◆ **Requirement**:
Skip the pictures. Reproduce all other material exactly.
++++ Extracted records ++++
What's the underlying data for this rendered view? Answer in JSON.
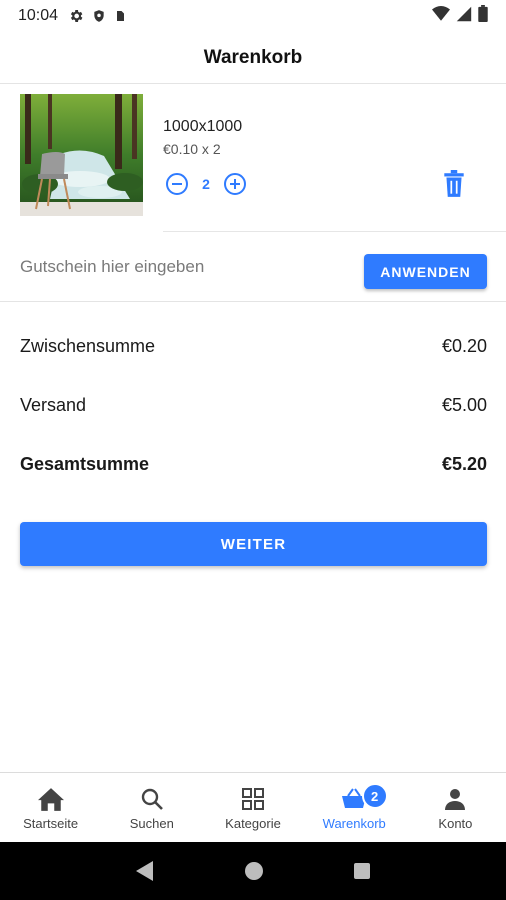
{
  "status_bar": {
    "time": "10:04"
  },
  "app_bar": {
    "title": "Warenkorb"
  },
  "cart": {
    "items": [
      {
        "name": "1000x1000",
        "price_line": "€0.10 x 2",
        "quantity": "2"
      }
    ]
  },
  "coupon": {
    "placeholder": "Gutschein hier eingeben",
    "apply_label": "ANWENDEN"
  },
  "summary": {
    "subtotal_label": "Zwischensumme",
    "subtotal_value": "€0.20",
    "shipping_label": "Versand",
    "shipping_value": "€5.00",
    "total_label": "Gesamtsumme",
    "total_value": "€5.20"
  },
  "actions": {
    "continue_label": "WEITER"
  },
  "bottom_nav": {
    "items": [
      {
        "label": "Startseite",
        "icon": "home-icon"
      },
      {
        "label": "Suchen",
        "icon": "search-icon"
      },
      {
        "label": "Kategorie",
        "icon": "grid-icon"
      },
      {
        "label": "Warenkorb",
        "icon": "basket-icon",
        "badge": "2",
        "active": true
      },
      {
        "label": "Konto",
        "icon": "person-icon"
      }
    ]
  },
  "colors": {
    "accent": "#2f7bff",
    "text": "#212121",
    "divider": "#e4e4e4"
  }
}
++++
◆ **Response to the task**:
What's the underlying data for this rendered view? Answer in JSON.
{
  "status_bar": {
    "time": "10:04"
  },
  "app_bar": {
    "title": "Warenkorb"
  },
  "cart": {
    "items": [
      {
        "name": "1000x1000",
        "price_line": "€0.10 x 2",
        "quantity": "2"
      }
    ]
  },
  "coupon": {
    "placeholder": "Gutschein hier eingeben",
    "apply_label": "ANWENDEN"
  },
  "summary": {
    "subtotal_label": "Zwischensumme",
    "subtotal_value": "€0.20",
    "shipping_label": "Versand",
    "shipping_value": "€5.00",
    "total_label": "Gesamtsumme",
    "total_value": "€5.20"
  },
  "actions": {
    "continue_label": "WEITER"
  },
  "bottom_nav": {
    "items": [
      {
        "label": "Startseite",
        "icon": "home-icon"
      },
      {
        "label": "Suchen",
        "icon": "search-icon"
      },
      {
        "label": "Kategorie",
        "icon": "grid-icon"
      },
      {
        "label": "Warenkorb",
        "icon": "basket-icon",
        "badge": "2",
        "active": true
      },
      {
        "label": "Konto",
        "icon": "person-icon"
      }
    ]
  },
  "colors": {
    "accent": "#2f7bff",
    "text": "#212121",
    "divider": "#e4e4e4"
  }
}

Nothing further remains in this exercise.